RECORDS FOR THE TASK:
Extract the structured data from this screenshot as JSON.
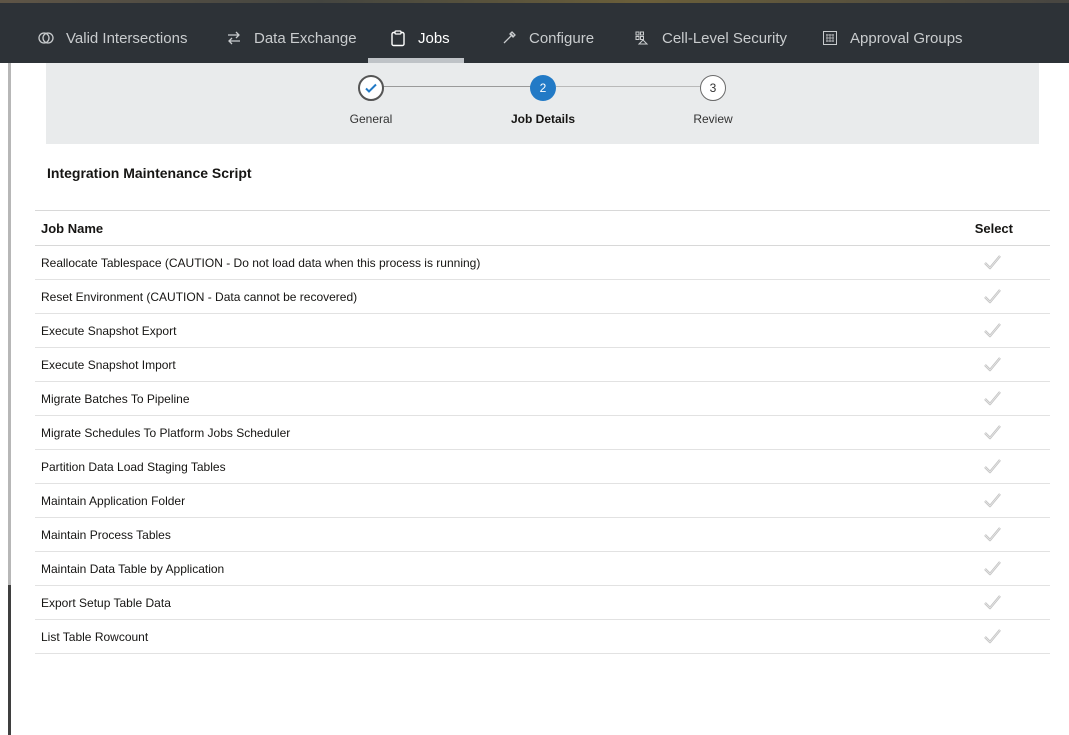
{
  "nav": {
    "items": [
      {
        "label": "Valid Intersections",
        "icon": "valid-intersections-icon"
      },
      {
        "label": "Data Exchange",
        "icon": "data-exchange-icon"
      },
      {
        "label": "Jobs",
        "icon": "jobs-icon",
        "active": true
      },
      {
        "label": "Configure",
        "icon": "configure-icon"
      },
      {
        "label": "Cell-Level Security",
        "icon": "cell-level-security-icon"
      },
      {
        "label": "Approval Groups",
        "icon": "approval-groups-icon"
      }
    ]
  },
  "train": {
    "steps": [
      {
        "label": "General",
        "state": "done",
        "number": "1"
      },
      {
        "label": "Job Details",
        "state": "current",
        "number": "2"
      },
      {
        "label": "Review",
        "state": "future",
        "number": "3"
      }
    ]
  },
  "section": {
    "title": "Integration Maintenance Script"
  },
  "table": {
    "headers": {
      "name": "Job Name",
      "select": "Select"
    },
    "rows": [
      "Reallocate Tablespace (CAUTION - Do not load data when this process is running)",
      "Reset Environment (CAUTION - Data cannot be recovered)",
      "Execute Snapshot Export",
      "Execute Snapshot Import",
      "Migrate Batches To Pipeline",
      "Migrate Schedules To Platform Jobs Scheduler",
      "Partition Data Load Staging Tables",
      "Maintain Application Folder",
      "Maintain Process Tables",
      "Maintain Data Table by Application",
      "Export Setup Table Data",
      "List Table Rowcount"
    ]
  },
  "colors": {
    "nav_bg": "#2d3237",
    "accent": "#227ac6",
    "train_bg": "#e9ebec"
  }
}
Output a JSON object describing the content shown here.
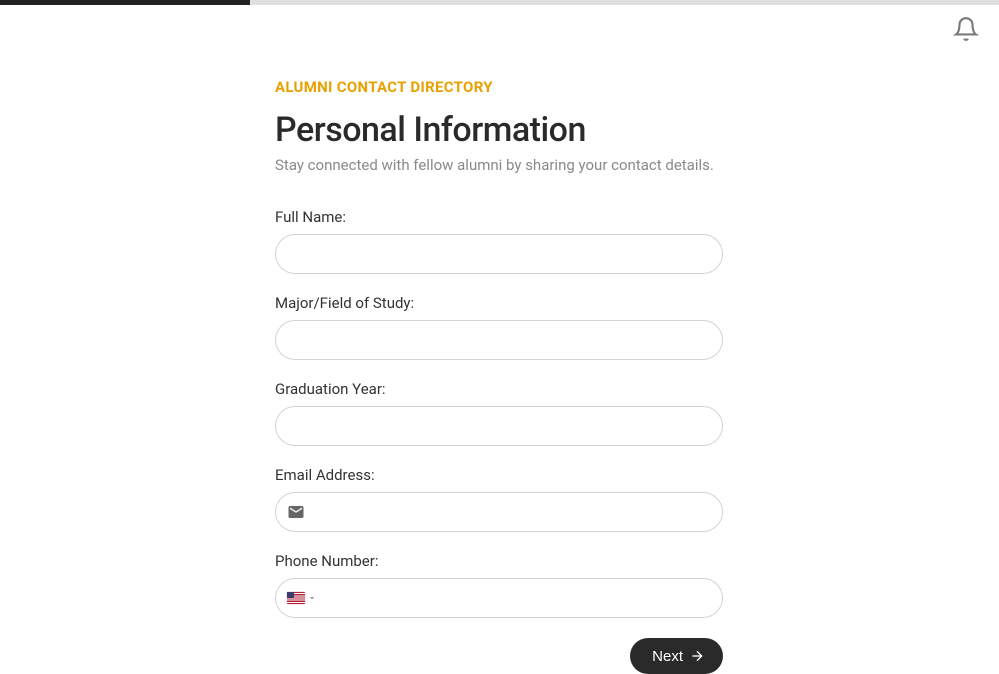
{
  "header": {
    "notifications_aria": "Notifications"
  },
  "form": {
    "eyebrow": "ALUMNI CONTACT DIRECTORY",
    "title": "Personal Information",
    "subtitle": "Stay connected with fellow alumni by sharing your contact details.",
    "fields": {
      "full_name": {
        "label": "Full Name:",
        "value": "",
        "placeholder": ""
      },
      "major": {
        "label": "Major/Field of Study:",
        "value": "",
        "placeholder": ""
      },
      "grad_year": {
        "label": "Graduation Year:",
        "value": "",
        "placeholder": ""
      },
      "email": {
        "label": "Email Address:",
        "value": "",
        "placeholder": ""
      },
      "phone": {
        "label": "Phone Number:",
        "value": "",
        "placeholder": "",
        "country": "US"
      }
    },
    "next_label": "Next"
  },
  "progress": {
    "percent": 25
  },
  "colors": {
    "accent": "#e8a100",
    "button": "#2a2a2a"
  }
}
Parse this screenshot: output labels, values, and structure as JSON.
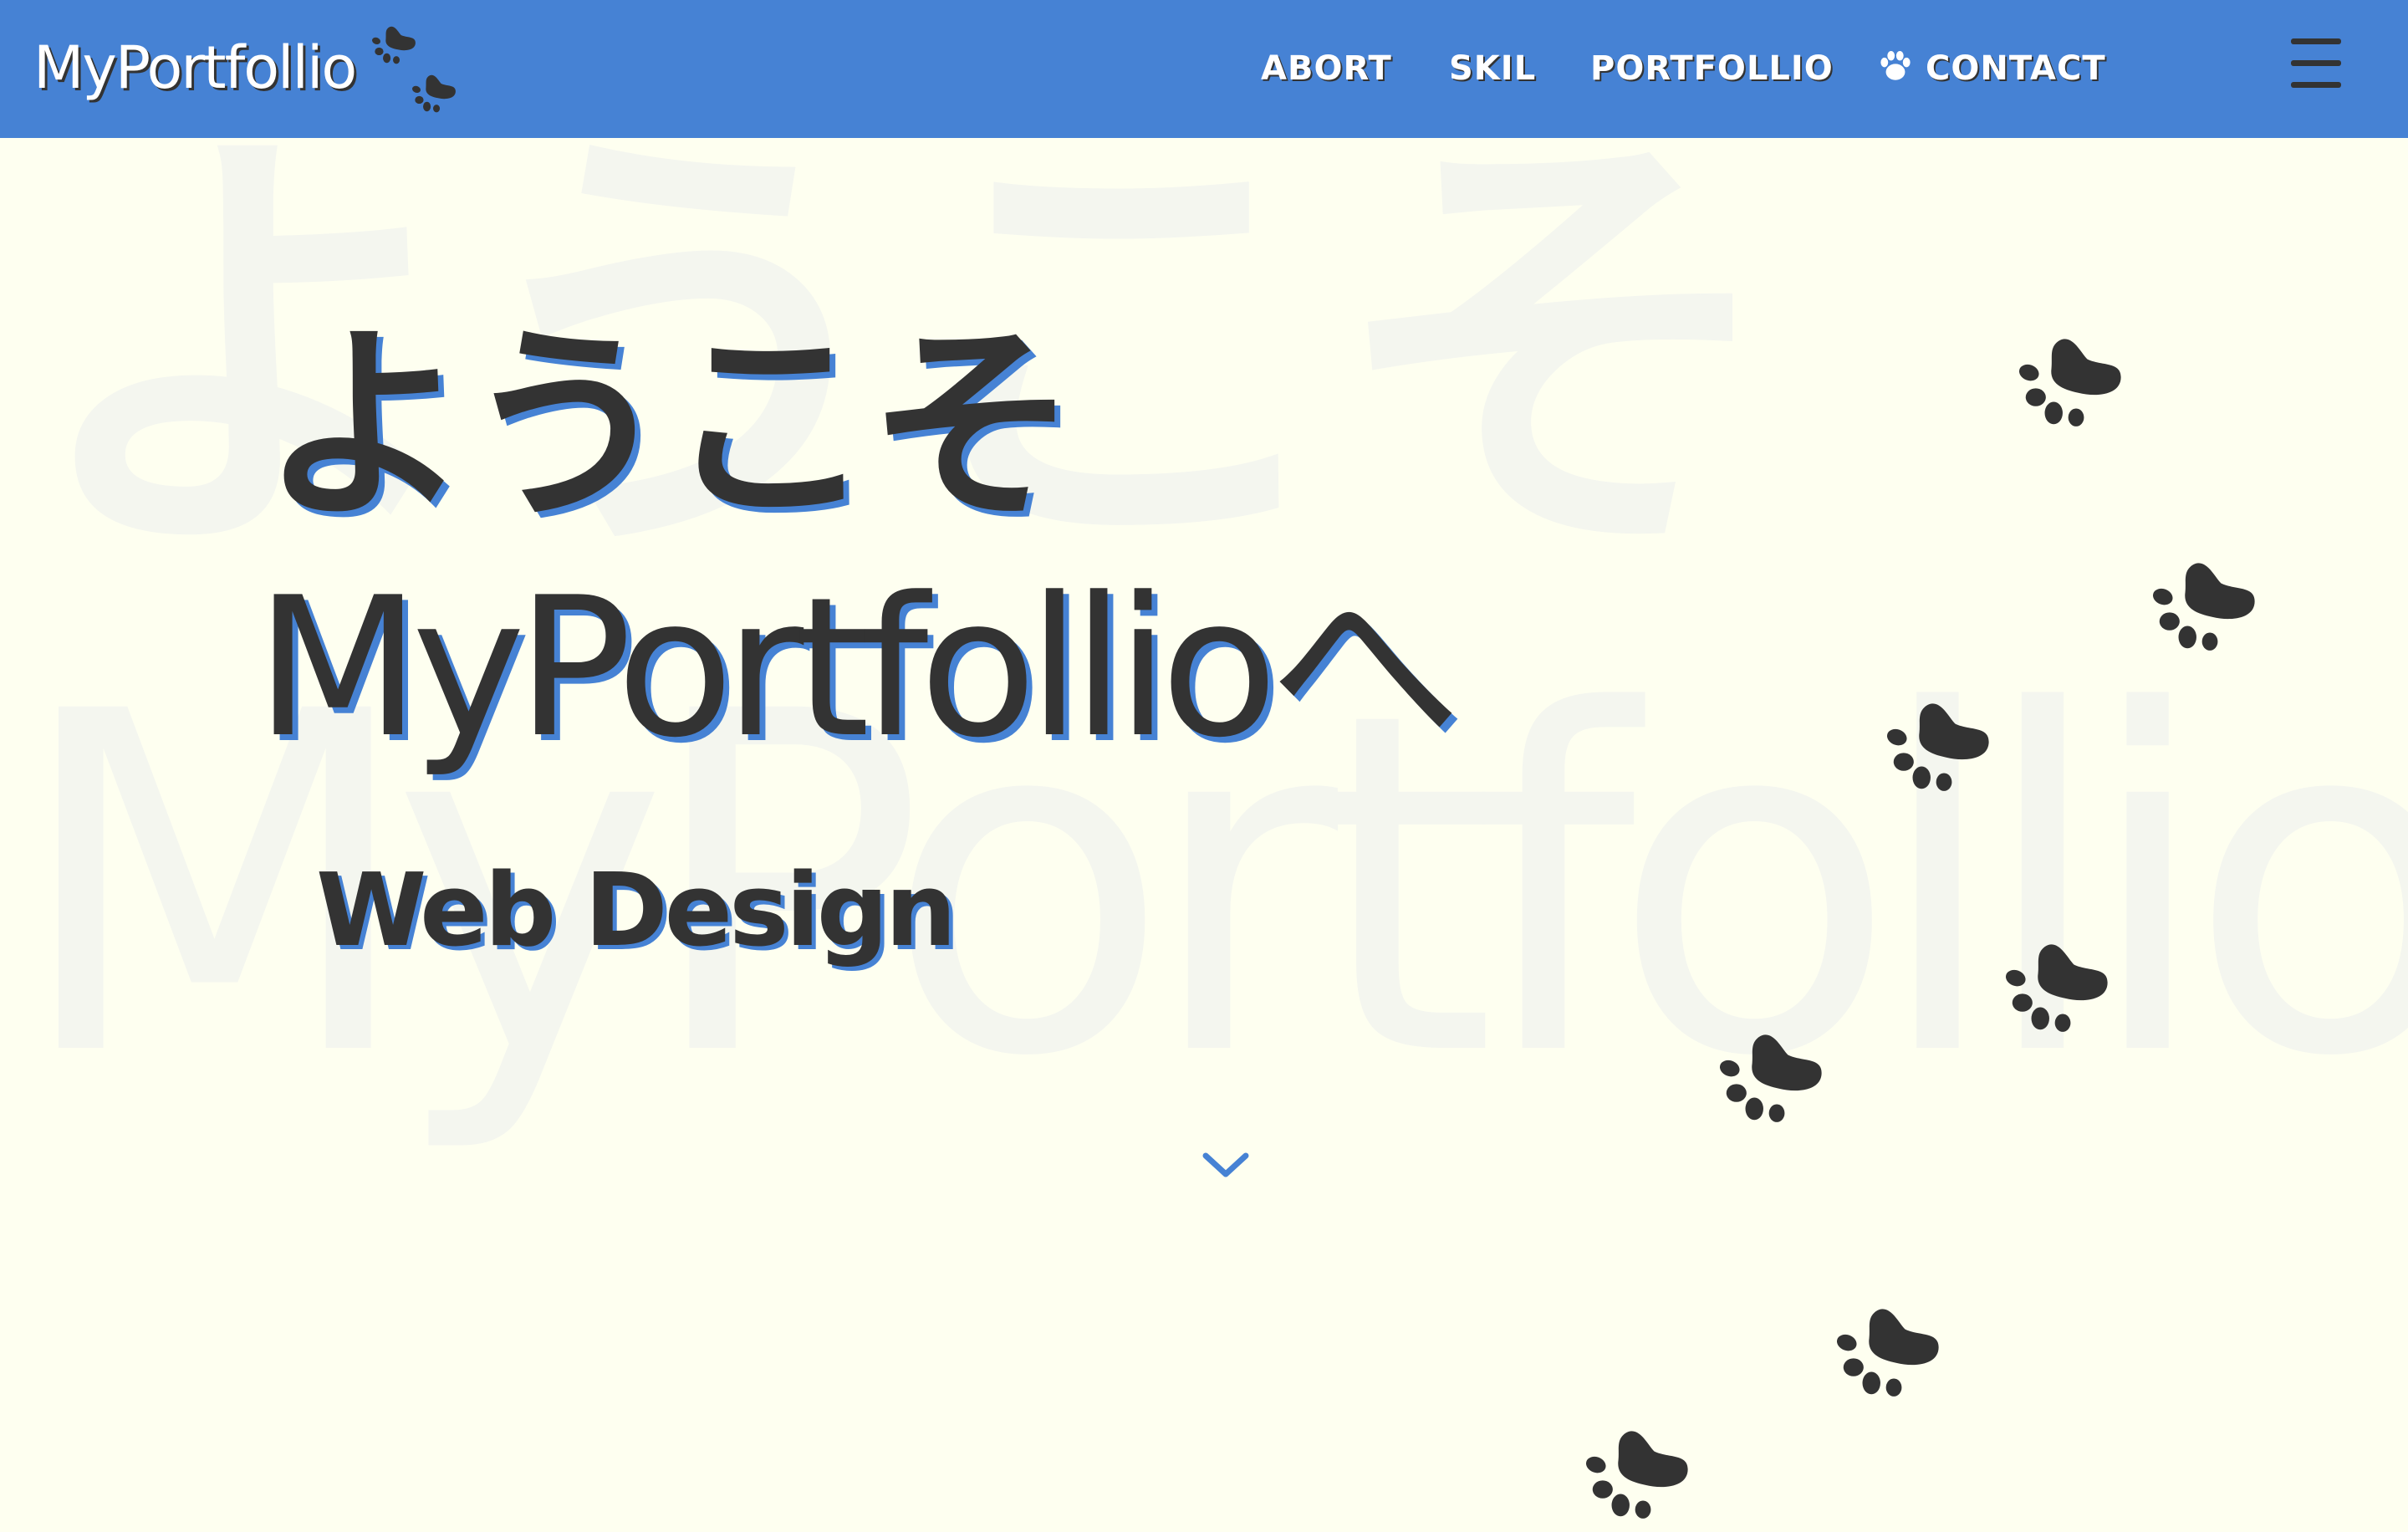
{
  "header": {
    "logo_text": "MyPortfollio",
    "logo_icon": "paw-prints-icon",
    "nav": [
      {
        "label": "ABORT"
      },
      {
        "label": "SKIL"
      },
      {
        "label": "PORTFOLLIO"
      },
      {
        "label": "CONTACT",
        "icon": "paw-icon"
      }
    ],
    "menu_icon": "hamburger-menu-icon"
  },
  "hero": {
    "background_jp": "ようこそ",
    "background_en": "MyPortfollio",
    "title_jp": "ようこそ",
    "title_en": "MyPortfollioへ",
    "subtitle": "Web Design",
    "scroll_icon": "chevron-down-icon"
  },
  "decor": {
    "paw_icon": "paw-print-icon",
    "paw_count": 8
  },
  "colors": {
    "header_bg": "#4682d4",
    "page_bg": "#fefff0",
    "text": "#333333",
    "accent": "#4682d4"
  }
}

SET TASK: Exclude the images, then output the data above word for word.

OUTPUT:
Extract the structured data from this screenshot as JSON.
{
  "nav": {
    "items": [
      {
        "label": "Valid Intersections",
        "icon": "valid-intersections-icon"
      },
      {
        "label": "Data Exchange",
        "icon": "data-exchange-icon"
      },
      {
        "label": "Jobs",
        "icon": "jobs-icon",
        "active": true
      },
      {
        "label": "Configure",
        "icon": "configure-icon"
      },
      {
        "label": "Cell-Level Security",
        "icon": "cell-level-security-icon"
      },
      {
        "label": "Approval Groups",
        "icon": "approval-groups-icon"
      }
    ]
  },
  "train": {
    "steps": [
      {
        "label": "General",
        "state": "done",
        "number": "1"
      },
      {
        "label": "Job Details",
        "state": "current",
        "number": "2"
      },
      {
        "label": "Review",
        "state": "future",
        "number": "3"
      }
    ]
  },
  "section": {
    "title": "Integration Maintenance Script"
  },
  "table": {
    "headers": {
      "name": "Job Name",
      "select": "Select"
    },
    "rows": [
      "Reallocate Tablespace (CAUTION - Do not load data when this process is running)",
      "Reset Environment (CAUTION - Data cannot be recovered)",
      "Execute Snapshot Export",
      "Execute Snapshot Import",
      "Migrate Batches To Pipeline",
      "Migrate Schedules To Platform Jobs Scheduler",
      "Partition Data Load Staging Tables",
      "Maintain Application Folder",
      "Maintain Process Tables",
      "Maintain Data Table by Application",
      "Export Setup Table Data",
      "List Table Rowcount"
    ]
  },
  "colors": {
    "nav_bg": "#2d3237",
    "accent": "#227ac6",
    "train_bg": "#e9ebec"
  }
}
Output a JSON object describing the content shown here.
{
  "header": {
    "notifications_aria": "Notifications"
  },
  "form": {
    "eyebrow": "ALUMNI CONTACT DIRECTORY",
    "title": "Personal Information",
    "subtitle": "Stay connected with fellow alumni by sharing your contact details.",
    "fields": {
      "full_name": {
        "label": "Full Name:",
        "value": "",
        "placeholder": ""
      },
      "major": {
        "label": "Major/Field of Study:",
        "value": "",
        "placeholder": ""
      },
      "grad_year": {
        "label": "Graduation Year:",
        "value": "",
        "placeholder": ""
      },
      "email": {
        "label": "Email Address:",
        "value": "",
        "placeholder": ""
      },
      "phone": {
        "label": "Phone Number:",
        "value": "",
        "placeholder": "",
        "country": "US"
      }
    },
    "next_label": "Next"
  },
  "progress": {
    "percent": 25
  },
  "colors": {
    "accent": "#e8a100",
    "button": "#2a2a2a"
  }
}
Parse this screenshot: output labels, values, and structure as JSON.
{
  "header": {
    "logo_text": "MyPortfollio",
    "logo_icon": "paw-prints-icon",
    "nav": [
      {
        "label": "ABORT"
      },
      {
        "label": "SKIL"
      },
      {
        "label": "PORTFOLLIO"
      },
      {
        "label": "CONTACT",
        "icon": "paw-icon"
      }
    ],
    "menu_icon": "hamburger-menu-icon"
  },
  "hero": {
    "background_jp": "ようこそ",
    "background_en": "MyPortfollio",
    "title_jp": "ようこそ",
    "title_en": "MyPortfollioへ",
    "subtitle": "Web Design",
    "scroll_icon": "chevron-down-icon"
  },
  "decor": {
    "paw_icon": "paw-print-icon",
    "paw_count": 8
  },
  "colors": {
    "header_bg": "#4682d4",
    "page_bg": "#fefff0",
    "text": "#333333",
    "accent": "#4682d4"
  }
}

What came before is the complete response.